- [Stated problem]: Word for word, quote all of the material, omitting the pictures.

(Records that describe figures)
==========

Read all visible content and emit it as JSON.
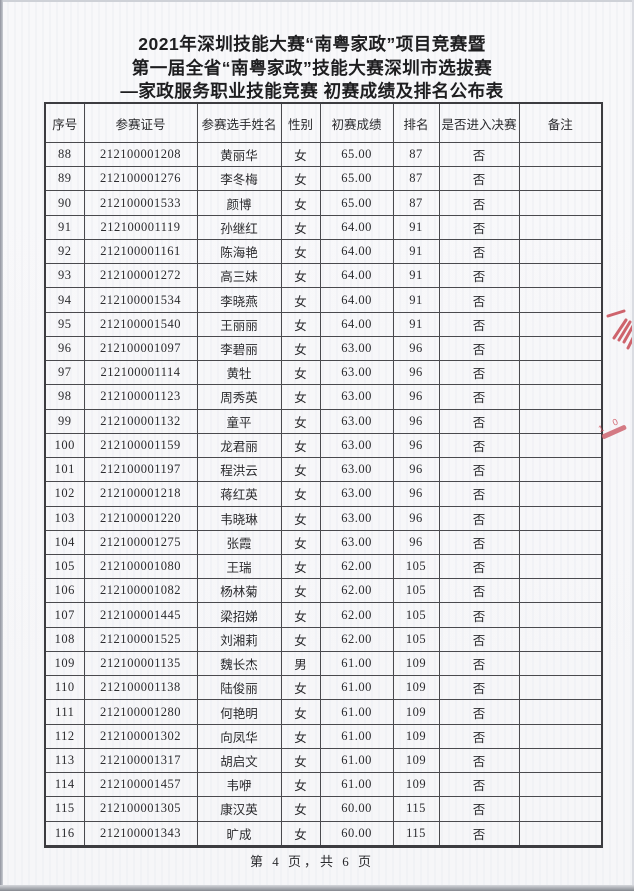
{
  "page": {
    "title_lines": [
      "2021年深圳技能大赛“南粤家政”项目竞赛暨",
      "第一届全省“南粤家政”技能大赛深圳市选拔赛",
      "—家政服务职业技能竞赛 初赛成绩及排名公布表"
    ],
    "footer": "第 4 页，共 6 页"
  },
  "table": {
    "headers": [
      "序号",
      "参赛证号",
      "参赛选手姓名",
      "性别",
      "初赛成绩",
      "排名",
      "是否进入决赛",
      "备注"
    ],
    "rows": [
      [
        "88",
        "212100001208",
        "黄丽华",
        "女",
        "65.00",
        "87",
        "否",
        ""
      ],
      [
        "89",
        "212100001276",
        "李冬梅",
        "女",
        "65.00",
        "87",
        "否",
        ""
      ],
      [
        "90",
        "212100001533",
        "颜博",
        "女",
        "65.00",
        "87",
        "否",
        ""
      ],
      [
        "91",
        "212100001119",
        "孙继红",
        "女",
        "64.00",
        "91",
        "否",
        ""
      ],
      [
        "92",
        "212100001161",
        "陈海艳",
        "女",
        "64.00",
        "91",
        "否",
        ""
      ],
      [
        "93",
        "212100001272",
        "高三妹",
        "女",
        "64.00",
        "91",
        "否",
        ""
      ],
      [
        "94",
        "212100001534",
        "李晓燕",
        "女",
        "64.00",
        "91",
        "否",
        ""
      ],
      [
        "95",
        "212100001540",
        "王丽丽",
        "女",
        "64.00",
        "91",
        "否",
        ""
      ],
      [
        "96",
        "212100001097",
        "李碧丽",
        "女",
        "63.00",
        "96",
        "否",
        ""
      ],
      [
        "97",
        "212100001114",
        "黄牡",
        "女",
        "63.00",
        "96",
        "否",
        ""
      ],
      [
        "98",
        "212100001123",
        "周秀英",
        "女",
        "63.00",
        "96",
        "否",
        ""
      ],
      [
        "99",
        "212100001132",
        "童平",
        "女",
        "63.00",
        "96",
        "否",
        ""
      ],
      [
        "100",
        "212100001159",
        "龙君丽",
        "女",
        "63.00",
        "96",
        "否",
        ""
      ],
      [
        "101",
        "212100001197",
        "程洪云",
        "女",
        "63.00",
        "96",
        "否",
        ""
      ],
      [
        "102",
        "212100001218",
        "蒋红英",
        "女",
        "63.00",
        "96",
        "否",
        ""
      ],
      [
        "103",
        "212100001220",
        "韦晓琳",
        "女",
        "63.00",
        "96",
        "否",
        ""
      ],
      [
        "104",
        "212100001275",
        "张霞",
        "女",
        "63.00",
        "96",
        "否",
        ""
      ],
      [
        "105",
        "212100001080",
        "王瑞",
        "女",
        "62.00",
        "105",
        "否",
        ""
      ],
      [
        "106",
        "212100001082",
        "杨林菊",
        "女",
        "62.00",
        "105",
        "否",
        ""
      ],
      [
        "107",
        "212100001445",
        "梁招娣",
        "女",
        "62.00",
        "105",
        "否",
        ""
      ],
      [
        "108",
        "212100001525",
        "刘湘莉",
        "女",
        "62.00",
        "105",
        "否",
        ""
      ],
      [
        "109",
        "212100001135",
        "魏长杰",
        "男",
        "61.00",
        "109",
        "否",
        ""
      ],
      [
        "110",
        "212100001138",
        "陆俊丽",
        "女",
        "61.00",
        "109",
        "否",
        ""
      ],
      [
        "111",
        "212100001280",
        "何艳明",
        "女",
        "61.00",
        "109",
        "否",
        ""
      ],
      [
        "112",
        "212100001302",
        "向凤华",
        "女",
        "61.00",
        "109",
        "否",
        ""
      ],
      [
        "113",
        "212100001317",
        "胡启文",
        "女",
        "61.00",
        "109",
        "否",
        ""
      ],
      [
        "114",
        "212100001457",
        "韦咿",
        "女",
        "61.00",
        "109",
        "否",
        ""
      ],
      [
        "115",
        "212100001305",
        "康汉英",
        "女",
        "60.00",
        "115",
        "否",
        ""
      ],
      [
        "116",
        "212100001343",
        "旷成",
        "女",
        "60.00",
        "115",
        "否",
        ""
      ]
    ]
  },
  "stamp": {
    "fragment_digits": "1 0",
    "color": "#c84b55"
  }
}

==========

- [Result for this task]:
Read all visible content and emit it as JSON.
{
  "page": {
    "title_lines": [
      "2021年深圳技能大赛“南粤家政”项目竞赛暨",
      "第一届全省“南粤家政”技能大赛深圳市选拔赛",
      "—家政服务职业技能竞赛 初赛成绩及排名公布表"
    ],
    "footer": "第 4 页，共 6 页"
  },
  "table": {
    "headers": [
      "序号",
      "参赛证号",
      "参赛选手姓名",
      "性别",
      "初赛成绩",
      "排名",
      "是否进入决赛",
      "备注"
    ],
    "rows": [
      [
        "88",
        "212100001208",
        "黄丽华",
        "女",
        "65.00",
        "87",
        "否",
        ""
      ],
      [
        "89",
        "212100001276",
        "李冬梅",
        "女",
        "65.00",
        "87",
        "否",
        ""
      ],
      [
        "90",
        "212100001533",
        "颜博",
        "女",
        "65.00",
        "87",
        "否",
        ""
      ],
      [
        "91",
        "212100001119",
        "孙继红",
        "女",
        "64.00",
        "91",
        "否",
        ""
      ],
      [
        "92",
        "212100001161",
        "陈海艳",
        "女",
        "64.00",
        "91",
        "否",
        ""
      ],
      [
        "93",
        "212100001272",
        "高三妹",
        "女",
        "64.00",
        "91",
        "否",
        ""
      ],
      [
        "94",
        "212100001534",
        "李晓燕",
        "女",
        "64.00",
        "91",
        "否",
        ""
      ],
      [
        "95",
        "212100001540",
        "王丽丽",
        "女",
        "64.00",
        "91",
        "否",
        ""
      ],
      [
        "96",
        "212100001097",
        "李碧丽",
        "女",
        "63.00",
        "96",
        "否",
        ""
      ],
      [
        "97",
        "212100001114",
        "黄牡",
        "女",
        "63.00",
        "96",
        "否",
        ""
      ],
      [
        "98",
        "212100001123",
        "周秀英",
        "女",
        "63.00",
        "96",
        "否",
        ""
      ],
      [
        "99",
        "212100001132",
        "童平",
        "女",
        "63.00",
        "96",
        "否",
        ""
      ],
      [
        "100",
        "212100001159",
        "龙君丽",
        "女",
        "63.00",
        "96",
        "否",
        ""
      ],
      [
        "101",
        "212100001197",
        "程洪云",
        "女",
        "63.00",
        "96",
        "否",
        ""
      ],
      [
        "102",
        "212100001218",
        "蒋红英",
        "女",
        "63.00",
        "96",
        "否",
        ""
      ],
      [
        "103",
        "212100001220",
        "韦晓琳",
        "女",
        "63.00",
        "96",
        "否",
        ""
      ],
      [
        "104",
        "212100001275",
        "张霞",
        "女",
        "63.00",
        "96",
        "否",
        ""
      ],
      [
        "105",
        "212100001080",
        "王瑞",
        "女",
        "62.00",
        "105",
        "否",
        ""
      ],
      [
        "106",
        "212100001082",
        "杨林菊",
        "女",
        "62.00",
        "105",
        "否",
        ""
      ],
      [
        "107",
        "212100001445",
        "梁招娣",
        "女",
        "62.00",
        "105",
        "否",
        ""
      ],
      [
        "108",
        "212100001525",
        "刘湘莉",
        "女",
        "62.00",
        "105",
        "否",
        ""
      ],
      [
        "109",
        "212100001135",
        "魏长杰",
        "男",
        "61.00",
        "109",
        "否",
        ""
      ],
      [
        "110",
        "212100001138",
        "陆俊丽",
        "女",
        "61.00",
        "109",
        "否",
        ""
      ],
      [
        "111",
        "212100001280",
        "何艳明",
        "女",
        "61.00",
        "109",
        "否",
        ""
      ],
      [
        "112",
        "212100001302",
        "向凤华",
        "女",
        "61.00",
        "109",
        "否",
        ""
      ],
      [
        "113",
        "212100001317",
        "胡启文",
        "女",
        "61.00",
        "109",
        "否",
        ""
      ],
      [
        "114",
        "212100001457",
        "韦咿",
        "女",
        "61.00",
        "109",
        "否",
        ""
      ],
      [
        "115",
        "212100001305",
        "康汉英",
        "女",
        "60.00",
        "115",
        "否",
        ""
      ],
      [
        "116",
        "212100001343",
        "旷成",
        "女",
        "60.00",
        "115",
        "否",
        ""
      ]
    ]
  },
  "stamp": {
    "fragment_digits": "1 0",
    "color": "#c84b55"
  }
}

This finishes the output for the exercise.